§ **TASK DIRECTIONS**: Copy the records that follow exactly as written, but not their pictures.

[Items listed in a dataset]

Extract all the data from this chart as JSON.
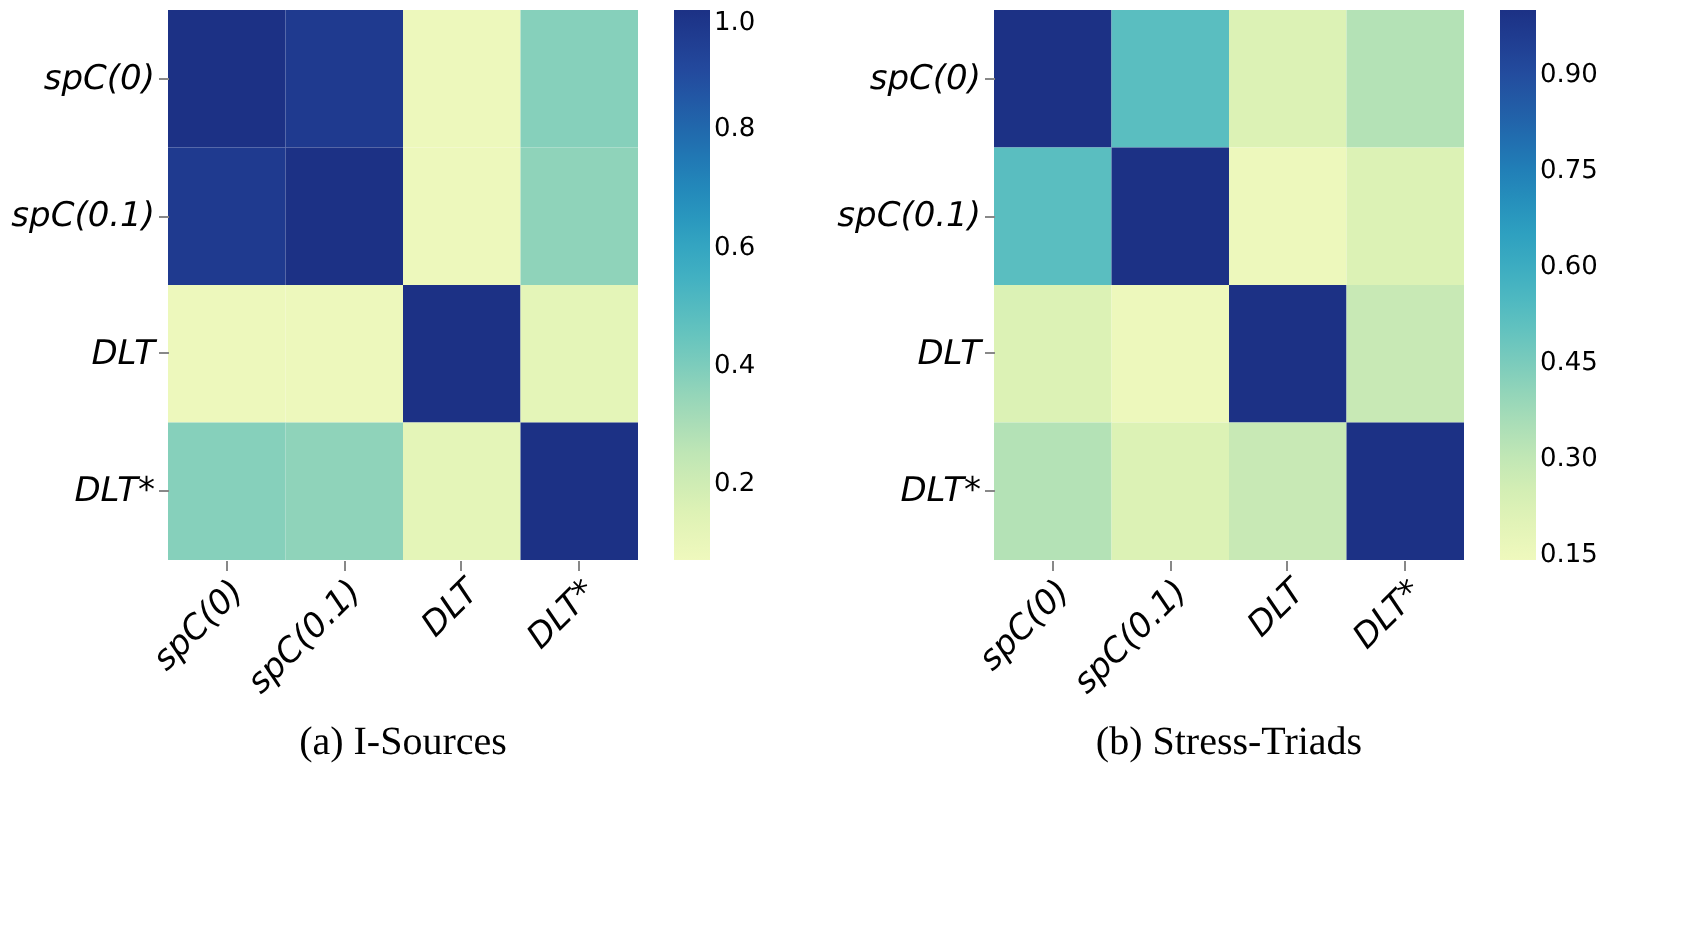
{
  "chart_data": [
    {
      "type": "heatmap",
      "title": "(a) I-Sources",
      "categories": [
        "spC(0)",
        "spC(0.1)",
        "DLT",
        "DLT*"
      ],
      "y_categories": [
        "spC(0)",
        "spC(0.1)",
        "DLT",
        "DLT*"
      ],
      "cells": [
        [
          1.0,
          0.96,
          0.08,
          0.38
        ],
        [
          0.96,
          1.0,
          0.08,
          0.36
        ],
        [
          0.08,
          0.08,
          1.0,
          0.12
        ],
        [
          0.38,
          0.36,
          0.12,
          1.0
        ]
      ],
      "clim": [
        0.07,
        1.0
      ],
      "cticks": [
        0.2,
        0.4,
        0.6,
        0.8,
        {
          "value": 1.0,
          "label": "1.0"
        }
      ]
    },
    {
      "type": "heatmap",
      "title": "(b) Stress-Triads",
      "categories": [
        "spC(0)",
        "spC(0.1)",
        "DLT",
        "DLT*"
      ],
      "y_categories": [
        "spC(0)",
        "spC(0.1)",
        "DLT",
        "DLT*"
      ],
      "cells": [
        [
          1.0,
          0.52,
          0.22,
          0.33
        ],
        [
          0.52,
          1.0,
          0.15,
          0.22
        ],
        [
          0.22,
          0.15,
          1.0,
          0.28
        ],
        [
          0.33,
          0.22,
          0.28,
          1.0
        ]
      ],
      "clim": [
        0.14,
        1.0
      ],
      "cticks": [
        {
          "value": 0.15,
          "label": "0.15"
        },
        {
          "value": 0.3,
          "label": "0.30"
        },
        {
          "value": 0.45,
          "label": "0.45"
        },
        {
          "value": 0.6,
          "label": "0.60"
        },
        {
          "value": 0.75,
          "label": "0.75"
        },
        {
          "value": 0.9,
          "label": "0.90"
        }
      ]
    }
  ]
}
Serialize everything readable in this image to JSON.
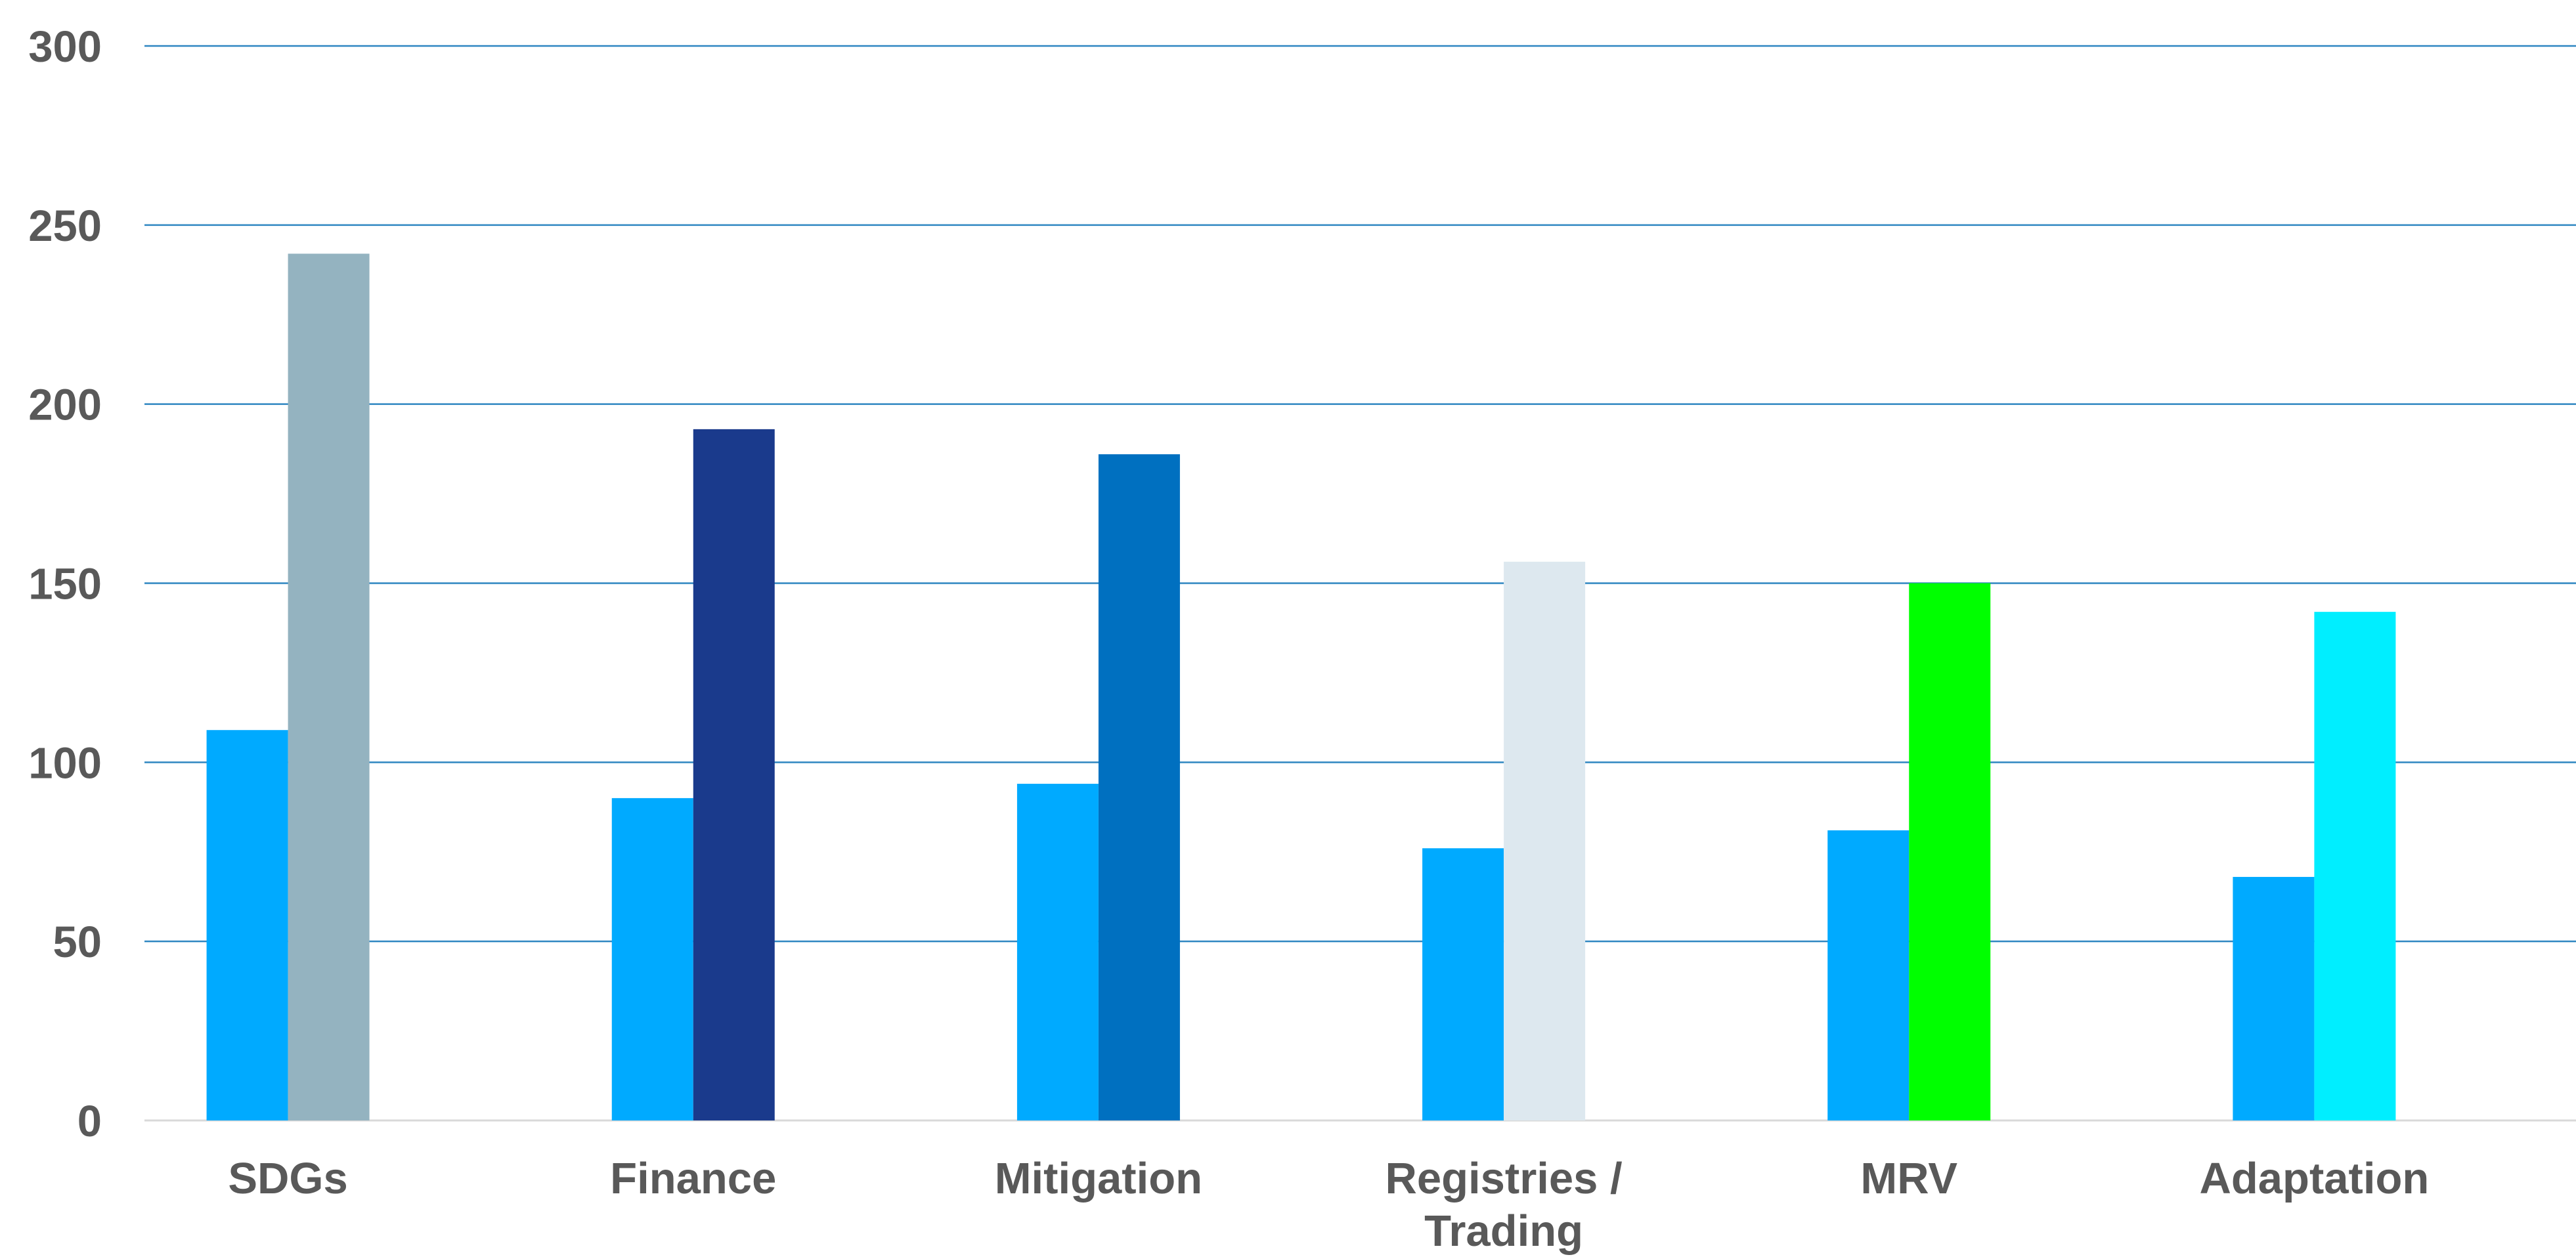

§ **CORRECT ANSWER**:
Extract all the data from this chart as JSON.
{
  "chart_data": [
    {
      "type": "heatmap",
      "title": "(a) I-Sources",
      "categories": [
        "spC(0)",
        "spC(0.1)",
        "DLT",
        "DLT*"
      ],
      "y_categories": [
        "spC(0)",
        "spC(0.1)",
        "DLT",
        "DLT*"
      ],
      "cells": [
        [
          1.0,
          0.96,
          0.08,
          0.38
        ],
        [
          0.96,
          1.0,
          0.08,
          0.36
        ],
        [
          0.08,
          0.08,
          1.0,
          0.12
        ],
        [
          0.38,
          0.36,
          0.12,
          1.0
        ]
      ],
      "clim": [
        0.07,
        1.0
      ],
      "cticks": [
        0.2,
        0.4,
        0.6,
        0.8,
        {
          "value": 1.0,
          "label": "1.0"
        }
      ]
    },
    {
      "type": "heatmap",
      "title": "(b) Stress-Triads",
      "categories": [
        "spC(0)",
        "spC(0.1)",
        "DLT",
        "DLT*"
      ],
      "y_categories": [
        "spC(0)",
        "spC(0.1)",
        "DLT",
        "DLT*"
      ],
      "cells": [
        [
          1.0,
          0.52,
          0.22,
          0.33
        ],
        [
          0.52,
          1.0,
          0.15,
          0.22
        ],
        [
          0.22,
          0.15,
          1.0,
          0.28
        ],
        [
          0.33,
          0.22,
          0.28,
          1.0
        ]
      ],
      "clim": [
        0.14,
        1.0
      ],
      "cticks": [
        {
          "value": 0.15,
          "label": "0.15"
        },
        {
          "value": 0.3,
          "label": "0.30"
        },
        {
          "value": 0.45,
          "label": "0.45"
        },
        {
          "value": 0.6,
          "label": "0.60"
        },
        {
          "value": 0.75,
          "label": "0.75"
        },
        {
          "value": 0.9,
          "label": "0.90"
        }
      ]
    }
  ]
}
Serialize everything readable in this image to JSON.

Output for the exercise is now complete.